Pictures do not belong in the copy; transcribe everything else in the records exactly.

%%

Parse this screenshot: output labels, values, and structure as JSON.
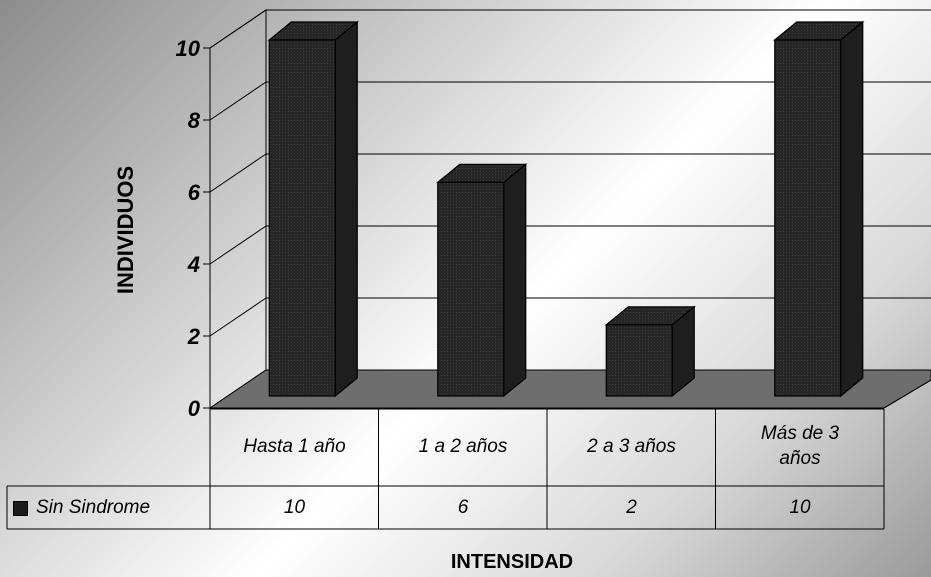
{
  "chart_data": {
    "type": "bar",
    "categories": [
      "Hasta 1 año",
      "1 a 2 años",
      "2 a 3 años",
      "Más de 3 años"
    ],
    "series": [
      {
        "name": "Sin Sindrome",
        "values": [
          10,
          6,
          2,
          10
        ],
        "color": "#1b1b1b"
      }
    ],
    "xlabel": "INTENSIDAD",
    "ylabel": "INDIVIDUOS",
    "ylim": [
      0,
      10
    ],
    "yticks": [
      "0",
      "2",
      "4",
      "6",
      "8",
      "10"
    ],
    "table_values": [
      "10",
      "6",
      "2",
      "10"
    ],
    "grid": true,
    "style": "3d",
    "floor_color": "#6e6e6e",
    "legend_position": "data-table"
  }
}
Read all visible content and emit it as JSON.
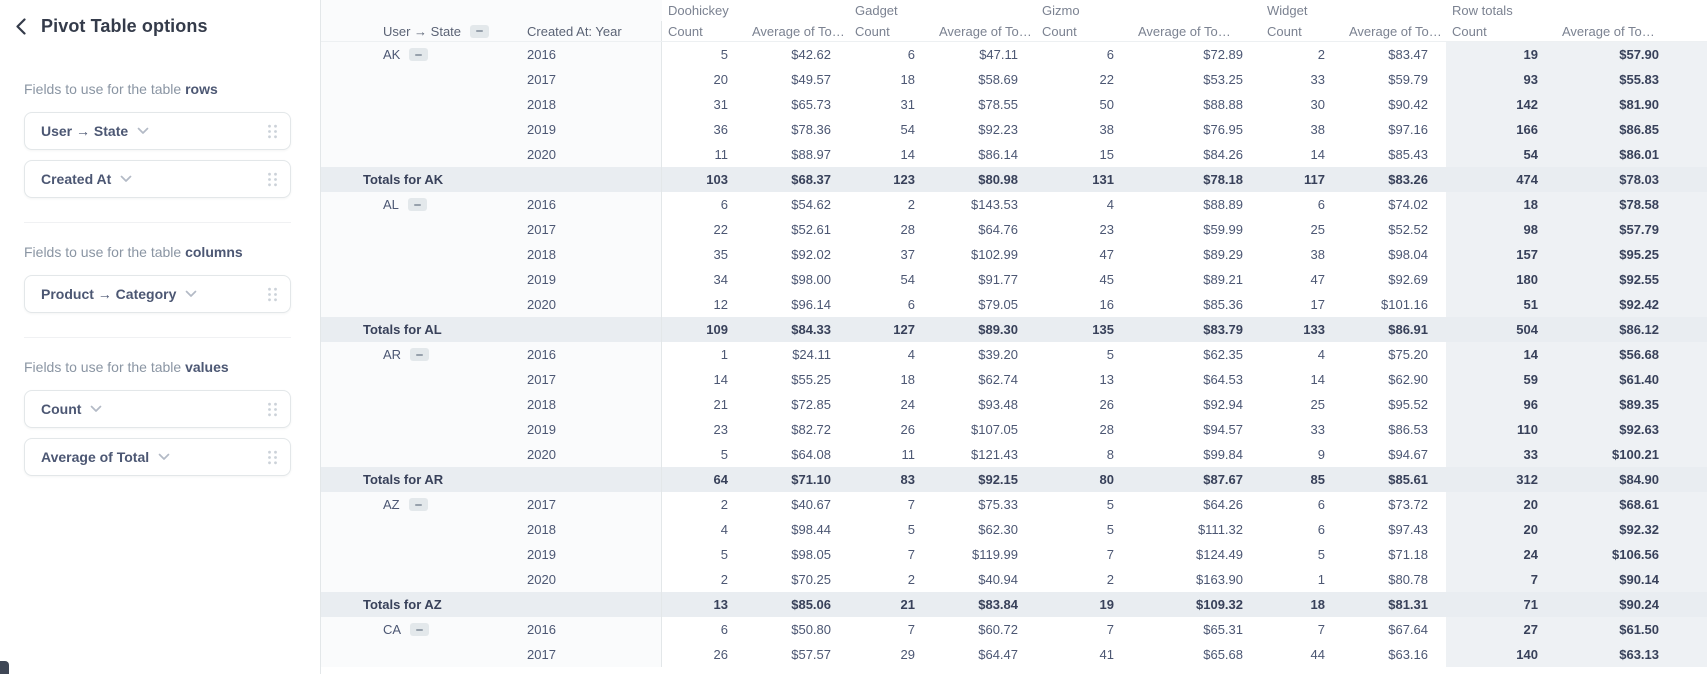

%%

**Full answer:**
Parse this screenshot: output labels, values, and structure as JSON.
{
  "chart_data": {
    "type": "bar",
    "categories": [
      "Hasta 1 año",
      "1 a 2 años",
      "2 a 3 años",
      "Más de 3 años"
    ],
    "series": [
      {
        "name": "Sin Sindrome",
        "values": [
          10,
          6,
          2,
          10
        ],
        "color": "#1b1b1b"
      }
    ],
    "xlabel": "INTENSIDAD",
    "ylabel": "INDIVIDUOS",
    "ylim": [
      0,
      10
    ],
    "yticks": [
      "0",
      "2",
      "4",
      "6",
      "8",
      "10"
    ],
    "table_values": [
      "10",
      "6",
      "2",
      "10"
    ],
    "grid": true,
    "style": "3d",
    "floor_color": "#6e6e6e",
    "legend_position": "data-table"
  }
}
Read all visible content and emit it as JSON.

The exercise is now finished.